Exercise prompt :: Tell how many lines in these records contain the string "Swallow", with only the number as the reply.

Input data ::
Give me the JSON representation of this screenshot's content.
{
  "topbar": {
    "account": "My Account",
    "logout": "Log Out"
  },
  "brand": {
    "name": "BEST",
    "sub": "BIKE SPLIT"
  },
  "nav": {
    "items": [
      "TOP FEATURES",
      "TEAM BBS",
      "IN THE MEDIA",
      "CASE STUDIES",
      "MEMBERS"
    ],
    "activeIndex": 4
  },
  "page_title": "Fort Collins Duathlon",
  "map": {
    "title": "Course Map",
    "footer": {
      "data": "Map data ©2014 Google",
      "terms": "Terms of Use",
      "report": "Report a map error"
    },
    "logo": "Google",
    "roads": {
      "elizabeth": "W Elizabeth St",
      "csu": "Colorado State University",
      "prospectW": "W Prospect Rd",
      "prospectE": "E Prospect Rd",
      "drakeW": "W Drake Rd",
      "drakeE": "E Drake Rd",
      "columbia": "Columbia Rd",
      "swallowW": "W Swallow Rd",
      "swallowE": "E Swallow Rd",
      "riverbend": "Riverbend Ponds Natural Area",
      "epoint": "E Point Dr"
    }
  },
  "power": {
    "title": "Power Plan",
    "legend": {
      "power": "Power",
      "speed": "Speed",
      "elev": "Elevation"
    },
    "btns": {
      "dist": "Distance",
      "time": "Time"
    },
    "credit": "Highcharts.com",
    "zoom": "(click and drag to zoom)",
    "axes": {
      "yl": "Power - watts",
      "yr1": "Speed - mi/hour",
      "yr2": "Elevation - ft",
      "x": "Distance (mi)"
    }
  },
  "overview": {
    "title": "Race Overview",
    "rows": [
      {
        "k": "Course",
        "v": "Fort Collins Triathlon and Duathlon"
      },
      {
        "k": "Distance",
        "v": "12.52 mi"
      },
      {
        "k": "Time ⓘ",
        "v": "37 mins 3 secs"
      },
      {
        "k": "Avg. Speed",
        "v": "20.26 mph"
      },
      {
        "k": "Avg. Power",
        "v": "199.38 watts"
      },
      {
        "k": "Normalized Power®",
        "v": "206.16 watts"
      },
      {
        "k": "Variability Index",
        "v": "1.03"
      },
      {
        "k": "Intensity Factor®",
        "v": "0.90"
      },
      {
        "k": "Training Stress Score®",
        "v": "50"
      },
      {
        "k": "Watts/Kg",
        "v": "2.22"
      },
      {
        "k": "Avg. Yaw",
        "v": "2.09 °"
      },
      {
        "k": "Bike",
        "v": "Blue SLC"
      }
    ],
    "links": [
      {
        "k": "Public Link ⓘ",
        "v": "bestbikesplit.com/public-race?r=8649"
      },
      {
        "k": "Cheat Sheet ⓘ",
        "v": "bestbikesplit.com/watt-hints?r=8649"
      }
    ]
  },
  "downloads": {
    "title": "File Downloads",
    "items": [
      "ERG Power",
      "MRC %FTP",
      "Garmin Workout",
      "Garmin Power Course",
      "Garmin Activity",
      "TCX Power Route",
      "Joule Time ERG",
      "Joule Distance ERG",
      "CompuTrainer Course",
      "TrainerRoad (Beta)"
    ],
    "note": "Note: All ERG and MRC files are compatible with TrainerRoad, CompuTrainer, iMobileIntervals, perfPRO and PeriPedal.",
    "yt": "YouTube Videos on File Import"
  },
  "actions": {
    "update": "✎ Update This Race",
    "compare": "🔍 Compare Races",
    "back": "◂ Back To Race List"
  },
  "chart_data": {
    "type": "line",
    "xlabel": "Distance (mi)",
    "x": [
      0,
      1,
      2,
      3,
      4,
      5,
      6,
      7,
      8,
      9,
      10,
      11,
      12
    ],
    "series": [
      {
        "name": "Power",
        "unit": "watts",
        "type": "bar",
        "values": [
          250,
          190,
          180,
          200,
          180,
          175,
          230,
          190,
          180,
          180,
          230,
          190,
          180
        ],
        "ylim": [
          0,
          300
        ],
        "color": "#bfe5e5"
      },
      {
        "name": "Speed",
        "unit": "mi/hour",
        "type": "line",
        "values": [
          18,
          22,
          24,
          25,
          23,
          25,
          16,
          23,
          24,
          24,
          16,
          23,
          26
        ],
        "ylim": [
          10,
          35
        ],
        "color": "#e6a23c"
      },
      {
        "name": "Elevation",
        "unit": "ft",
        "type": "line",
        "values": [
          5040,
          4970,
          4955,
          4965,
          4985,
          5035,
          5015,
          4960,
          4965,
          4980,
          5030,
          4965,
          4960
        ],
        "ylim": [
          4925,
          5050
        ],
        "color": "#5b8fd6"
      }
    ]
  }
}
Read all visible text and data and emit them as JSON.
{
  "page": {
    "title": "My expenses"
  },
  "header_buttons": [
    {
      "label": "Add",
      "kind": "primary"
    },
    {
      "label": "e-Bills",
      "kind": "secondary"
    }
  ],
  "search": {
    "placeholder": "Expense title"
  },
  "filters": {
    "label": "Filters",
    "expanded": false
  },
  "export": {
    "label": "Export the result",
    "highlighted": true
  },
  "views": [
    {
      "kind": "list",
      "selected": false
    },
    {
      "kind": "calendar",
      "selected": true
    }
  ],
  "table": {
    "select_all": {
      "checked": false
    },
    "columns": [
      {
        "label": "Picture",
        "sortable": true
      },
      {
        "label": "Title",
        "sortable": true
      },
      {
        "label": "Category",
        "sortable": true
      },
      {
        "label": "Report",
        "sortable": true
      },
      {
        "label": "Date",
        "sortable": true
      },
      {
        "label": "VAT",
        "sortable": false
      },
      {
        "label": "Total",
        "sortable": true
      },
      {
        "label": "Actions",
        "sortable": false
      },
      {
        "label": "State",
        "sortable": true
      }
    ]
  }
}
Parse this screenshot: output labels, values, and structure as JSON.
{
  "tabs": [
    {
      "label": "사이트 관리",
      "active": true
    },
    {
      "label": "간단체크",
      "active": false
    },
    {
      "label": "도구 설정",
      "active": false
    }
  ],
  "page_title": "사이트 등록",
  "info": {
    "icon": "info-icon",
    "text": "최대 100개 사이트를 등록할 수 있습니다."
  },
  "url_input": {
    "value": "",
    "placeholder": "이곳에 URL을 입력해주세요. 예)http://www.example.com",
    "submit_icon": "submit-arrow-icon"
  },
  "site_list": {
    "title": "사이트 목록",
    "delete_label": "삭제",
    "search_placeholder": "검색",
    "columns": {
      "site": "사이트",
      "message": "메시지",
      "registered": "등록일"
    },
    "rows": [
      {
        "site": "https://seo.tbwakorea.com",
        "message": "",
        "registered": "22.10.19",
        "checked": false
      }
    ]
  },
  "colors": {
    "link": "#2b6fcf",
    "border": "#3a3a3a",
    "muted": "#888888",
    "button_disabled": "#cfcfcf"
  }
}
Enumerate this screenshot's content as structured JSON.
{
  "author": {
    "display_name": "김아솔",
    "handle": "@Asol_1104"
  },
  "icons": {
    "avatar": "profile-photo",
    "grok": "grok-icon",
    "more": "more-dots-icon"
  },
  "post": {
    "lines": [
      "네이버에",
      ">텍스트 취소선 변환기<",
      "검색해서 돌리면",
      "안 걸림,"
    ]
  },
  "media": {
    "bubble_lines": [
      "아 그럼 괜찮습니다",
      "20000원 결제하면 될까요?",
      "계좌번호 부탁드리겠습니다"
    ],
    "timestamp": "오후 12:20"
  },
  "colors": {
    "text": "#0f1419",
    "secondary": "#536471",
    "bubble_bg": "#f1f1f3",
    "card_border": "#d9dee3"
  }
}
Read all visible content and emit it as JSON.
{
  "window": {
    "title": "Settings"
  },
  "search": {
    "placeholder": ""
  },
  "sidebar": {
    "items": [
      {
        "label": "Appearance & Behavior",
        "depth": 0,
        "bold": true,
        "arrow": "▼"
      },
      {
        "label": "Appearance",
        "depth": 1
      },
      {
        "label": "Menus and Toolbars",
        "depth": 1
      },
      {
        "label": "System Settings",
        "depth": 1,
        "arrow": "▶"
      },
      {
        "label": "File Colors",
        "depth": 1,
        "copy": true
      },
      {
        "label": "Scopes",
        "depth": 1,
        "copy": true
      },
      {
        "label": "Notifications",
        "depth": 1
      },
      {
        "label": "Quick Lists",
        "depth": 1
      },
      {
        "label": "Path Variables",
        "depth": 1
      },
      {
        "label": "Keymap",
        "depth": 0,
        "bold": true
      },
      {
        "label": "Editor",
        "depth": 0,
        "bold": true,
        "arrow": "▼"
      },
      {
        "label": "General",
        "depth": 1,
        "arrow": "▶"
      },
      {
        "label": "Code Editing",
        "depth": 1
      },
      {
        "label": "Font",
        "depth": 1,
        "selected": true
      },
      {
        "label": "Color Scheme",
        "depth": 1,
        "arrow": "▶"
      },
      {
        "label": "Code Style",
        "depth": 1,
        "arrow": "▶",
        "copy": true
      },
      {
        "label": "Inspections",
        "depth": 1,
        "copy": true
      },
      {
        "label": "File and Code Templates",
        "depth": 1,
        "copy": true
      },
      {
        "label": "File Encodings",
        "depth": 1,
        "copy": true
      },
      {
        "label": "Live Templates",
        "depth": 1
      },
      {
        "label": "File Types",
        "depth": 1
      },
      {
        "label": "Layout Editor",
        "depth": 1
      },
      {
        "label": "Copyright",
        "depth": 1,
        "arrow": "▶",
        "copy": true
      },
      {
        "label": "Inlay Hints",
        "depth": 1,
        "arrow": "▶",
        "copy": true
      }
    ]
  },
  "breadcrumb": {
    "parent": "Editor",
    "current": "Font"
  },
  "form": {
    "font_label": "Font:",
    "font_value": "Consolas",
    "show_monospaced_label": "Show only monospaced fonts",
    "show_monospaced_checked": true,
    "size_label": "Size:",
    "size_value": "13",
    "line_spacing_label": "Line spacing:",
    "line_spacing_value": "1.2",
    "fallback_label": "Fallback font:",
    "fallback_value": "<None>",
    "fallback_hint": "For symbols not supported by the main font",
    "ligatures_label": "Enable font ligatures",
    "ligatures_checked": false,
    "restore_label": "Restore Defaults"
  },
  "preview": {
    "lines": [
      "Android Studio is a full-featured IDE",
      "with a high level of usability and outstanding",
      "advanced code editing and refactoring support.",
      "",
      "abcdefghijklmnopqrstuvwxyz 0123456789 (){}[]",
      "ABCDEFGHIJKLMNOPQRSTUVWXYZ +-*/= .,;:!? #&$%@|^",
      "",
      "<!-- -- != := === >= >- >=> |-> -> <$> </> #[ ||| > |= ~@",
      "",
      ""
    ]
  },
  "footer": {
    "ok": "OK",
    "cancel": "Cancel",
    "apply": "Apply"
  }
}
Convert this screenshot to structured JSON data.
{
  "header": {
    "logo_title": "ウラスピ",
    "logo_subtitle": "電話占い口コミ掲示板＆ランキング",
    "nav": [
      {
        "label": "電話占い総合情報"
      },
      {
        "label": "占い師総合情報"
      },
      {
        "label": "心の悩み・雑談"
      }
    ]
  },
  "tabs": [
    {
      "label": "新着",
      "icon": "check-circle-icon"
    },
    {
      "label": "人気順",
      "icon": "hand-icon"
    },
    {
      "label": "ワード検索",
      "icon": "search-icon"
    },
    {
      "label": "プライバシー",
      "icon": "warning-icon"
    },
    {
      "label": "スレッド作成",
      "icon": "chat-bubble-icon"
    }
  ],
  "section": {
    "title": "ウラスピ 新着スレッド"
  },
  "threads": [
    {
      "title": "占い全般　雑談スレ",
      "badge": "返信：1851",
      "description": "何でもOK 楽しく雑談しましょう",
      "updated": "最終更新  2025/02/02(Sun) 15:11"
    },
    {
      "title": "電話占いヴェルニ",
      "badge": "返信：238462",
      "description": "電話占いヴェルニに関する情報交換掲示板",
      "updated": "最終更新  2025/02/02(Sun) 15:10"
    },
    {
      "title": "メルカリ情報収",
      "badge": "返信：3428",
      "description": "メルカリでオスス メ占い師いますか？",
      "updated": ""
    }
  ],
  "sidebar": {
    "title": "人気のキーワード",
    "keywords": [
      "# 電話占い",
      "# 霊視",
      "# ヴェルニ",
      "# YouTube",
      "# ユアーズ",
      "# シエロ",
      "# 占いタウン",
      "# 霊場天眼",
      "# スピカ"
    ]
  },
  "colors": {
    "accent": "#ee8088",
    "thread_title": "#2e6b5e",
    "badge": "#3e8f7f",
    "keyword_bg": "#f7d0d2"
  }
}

Solved problem :: 2